* Begin Data rows *

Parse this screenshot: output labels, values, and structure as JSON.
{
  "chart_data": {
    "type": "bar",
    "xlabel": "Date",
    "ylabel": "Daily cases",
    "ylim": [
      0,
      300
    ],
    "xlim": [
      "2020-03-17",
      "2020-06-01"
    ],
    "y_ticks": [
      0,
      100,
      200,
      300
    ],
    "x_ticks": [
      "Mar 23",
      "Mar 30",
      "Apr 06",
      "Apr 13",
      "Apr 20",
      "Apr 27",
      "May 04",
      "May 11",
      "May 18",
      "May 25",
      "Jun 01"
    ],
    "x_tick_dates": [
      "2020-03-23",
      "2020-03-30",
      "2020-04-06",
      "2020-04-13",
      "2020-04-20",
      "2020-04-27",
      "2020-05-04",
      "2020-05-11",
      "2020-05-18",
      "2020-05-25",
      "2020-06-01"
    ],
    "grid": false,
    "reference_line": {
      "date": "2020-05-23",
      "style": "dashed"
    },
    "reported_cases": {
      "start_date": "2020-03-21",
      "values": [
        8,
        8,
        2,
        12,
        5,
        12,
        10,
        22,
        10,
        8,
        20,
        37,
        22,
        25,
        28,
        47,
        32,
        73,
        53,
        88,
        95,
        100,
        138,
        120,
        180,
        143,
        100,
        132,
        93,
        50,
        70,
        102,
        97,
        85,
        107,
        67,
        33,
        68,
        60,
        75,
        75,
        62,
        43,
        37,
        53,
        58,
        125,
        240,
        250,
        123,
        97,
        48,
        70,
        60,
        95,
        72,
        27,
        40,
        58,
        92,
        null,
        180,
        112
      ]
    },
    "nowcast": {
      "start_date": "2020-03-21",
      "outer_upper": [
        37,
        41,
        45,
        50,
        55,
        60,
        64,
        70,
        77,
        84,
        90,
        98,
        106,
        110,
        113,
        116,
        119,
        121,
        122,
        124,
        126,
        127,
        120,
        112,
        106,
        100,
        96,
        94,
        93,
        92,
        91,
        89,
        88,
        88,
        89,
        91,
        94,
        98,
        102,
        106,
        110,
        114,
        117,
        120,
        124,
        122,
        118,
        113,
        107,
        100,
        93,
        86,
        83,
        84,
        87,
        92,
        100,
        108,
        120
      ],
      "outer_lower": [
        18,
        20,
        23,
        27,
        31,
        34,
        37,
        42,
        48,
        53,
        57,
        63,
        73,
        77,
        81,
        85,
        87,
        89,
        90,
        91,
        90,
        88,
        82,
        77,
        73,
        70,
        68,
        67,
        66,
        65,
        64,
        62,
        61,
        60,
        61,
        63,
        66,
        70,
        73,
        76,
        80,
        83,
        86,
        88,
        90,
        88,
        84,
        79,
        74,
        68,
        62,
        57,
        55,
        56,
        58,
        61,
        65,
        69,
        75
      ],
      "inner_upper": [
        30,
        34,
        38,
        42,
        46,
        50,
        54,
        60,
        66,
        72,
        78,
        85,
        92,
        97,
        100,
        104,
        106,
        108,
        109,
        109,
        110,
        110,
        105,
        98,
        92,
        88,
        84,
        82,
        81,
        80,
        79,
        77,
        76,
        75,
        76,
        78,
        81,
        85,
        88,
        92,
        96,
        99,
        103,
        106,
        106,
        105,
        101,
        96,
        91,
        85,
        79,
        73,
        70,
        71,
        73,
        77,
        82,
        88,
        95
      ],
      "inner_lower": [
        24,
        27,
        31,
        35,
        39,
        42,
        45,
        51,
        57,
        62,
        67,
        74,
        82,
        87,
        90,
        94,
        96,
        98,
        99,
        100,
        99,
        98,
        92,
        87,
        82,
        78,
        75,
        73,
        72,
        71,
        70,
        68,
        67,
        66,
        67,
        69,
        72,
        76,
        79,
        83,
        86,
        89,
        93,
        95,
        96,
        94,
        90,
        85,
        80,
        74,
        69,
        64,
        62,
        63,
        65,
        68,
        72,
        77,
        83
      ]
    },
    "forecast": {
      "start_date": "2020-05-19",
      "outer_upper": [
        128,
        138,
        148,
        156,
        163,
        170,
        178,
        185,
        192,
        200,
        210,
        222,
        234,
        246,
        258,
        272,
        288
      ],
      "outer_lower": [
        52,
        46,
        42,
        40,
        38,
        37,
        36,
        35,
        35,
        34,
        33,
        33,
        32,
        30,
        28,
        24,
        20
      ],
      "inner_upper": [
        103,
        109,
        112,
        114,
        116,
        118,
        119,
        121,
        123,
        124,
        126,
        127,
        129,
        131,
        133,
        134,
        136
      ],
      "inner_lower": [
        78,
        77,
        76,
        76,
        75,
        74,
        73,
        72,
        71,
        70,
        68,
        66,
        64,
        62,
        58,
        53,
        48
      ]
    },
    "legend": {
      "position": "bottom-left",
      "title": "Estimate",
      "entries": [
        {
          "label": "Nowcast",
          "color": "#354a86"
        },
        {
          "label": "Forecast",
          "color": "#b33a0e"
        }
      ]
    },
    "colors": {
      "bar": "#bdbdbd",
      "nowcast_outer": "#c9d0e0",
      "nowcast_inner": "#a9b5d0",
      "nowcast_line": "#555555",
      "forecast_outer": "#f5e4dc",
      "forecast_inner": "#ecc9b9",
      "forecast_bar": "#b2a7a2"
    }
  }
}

* End Data rows *

*Direction*
Pick each line holding the word "values" out of the listing.

*Full solution*
Parse this screenshot: output labels, values, and structure as JSON.
      "values": [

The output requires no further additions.